** Begin **
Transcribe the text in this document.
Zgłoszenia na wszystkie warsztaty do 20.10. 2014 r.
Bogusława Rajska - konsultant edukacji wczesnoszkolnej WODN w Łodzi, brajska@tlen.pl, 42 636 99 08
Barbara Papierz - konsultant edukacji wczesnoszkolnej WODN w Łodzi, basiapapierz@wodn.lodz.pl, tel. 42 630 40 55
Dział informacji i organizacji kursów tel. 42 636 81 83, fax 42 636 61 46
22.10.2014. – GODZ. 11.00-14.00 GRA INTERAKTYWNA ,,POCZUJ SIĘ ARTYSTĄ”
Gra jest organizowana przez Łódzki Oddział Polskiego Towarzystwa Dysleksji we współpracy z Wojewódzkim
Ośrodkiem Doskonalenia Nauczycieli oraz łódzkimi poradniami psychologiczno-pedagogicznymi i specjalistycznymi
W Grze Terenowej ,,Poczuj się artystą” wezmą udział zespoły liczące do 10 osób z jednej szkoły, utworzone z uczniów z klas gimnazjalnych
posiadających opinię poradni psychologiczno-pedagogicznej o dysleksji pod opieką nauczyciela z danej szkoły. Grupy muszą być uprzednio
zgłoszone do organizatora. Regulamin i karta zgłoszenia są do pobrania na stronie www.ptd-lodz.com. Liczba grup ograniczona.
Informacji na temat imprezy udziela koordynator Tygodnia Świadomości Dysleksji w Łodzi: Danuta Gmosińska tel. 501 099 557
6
** End **
YOUR INSTRUCTIONS: Repeat the material from above exactly, word for word.

ANSWER BELOW:
Transcribe the text in this document.
Zgłoszenia na wszystkie warsztaty do 20.10. 2014 r.
Bogusława Rajska - konsultant edukacji wczesnoszkolnej WODN w Łodzi, brajska@tlen.pl, 42 636 99 08
Barbara Papierz - konsultant edukacji wczesnoszkolnej WODN w Łodzi, basiapapierz@wodn.lodz.pl, tel. 42 630 40 55
Dział informacji i organizacji kursów tel. 42 636 81 83, fax 42 636 61 46
22.10.2014. – GODZ. 11.00-14.00 GRA INTERAKTYWNA ,,POCZUJ SIĘ ARTYSTĄ”
Gra jest organizowana przez Łódzki Oddział Polskiego Towarzystwa Dysleksji we współpracy z Wojewódzkim
Ośrodkiem Doskonalenia Nauczycieli oraz łódzkimi poradniami psychologiczno-pedagogicznymi i specjalistycznymi
W Grze Terenowej ,,Poczuj się artystą” wezmą udział zespoły liczące do 10 osób z jednej szkoły, utworzone z uczniów z klas gimnazjalnych
posiadających opinię poradni psychologiczno-pedagogicznej o dysleksji pod opieką nauczyciela z danej szkoły. Grupy muszą być uprzednio
zgłoszone do organizatora. Regulamin i karta zgłoszenia są do pobrania na stronie www.ptd-lodz.com. Liczba grup ograniczona.
Informacji na temat imprezy udziela koordynator Tygodnia Świadomości Dysleksji w Łodzi: Danuta Gmosińska tel. 501 099 557
6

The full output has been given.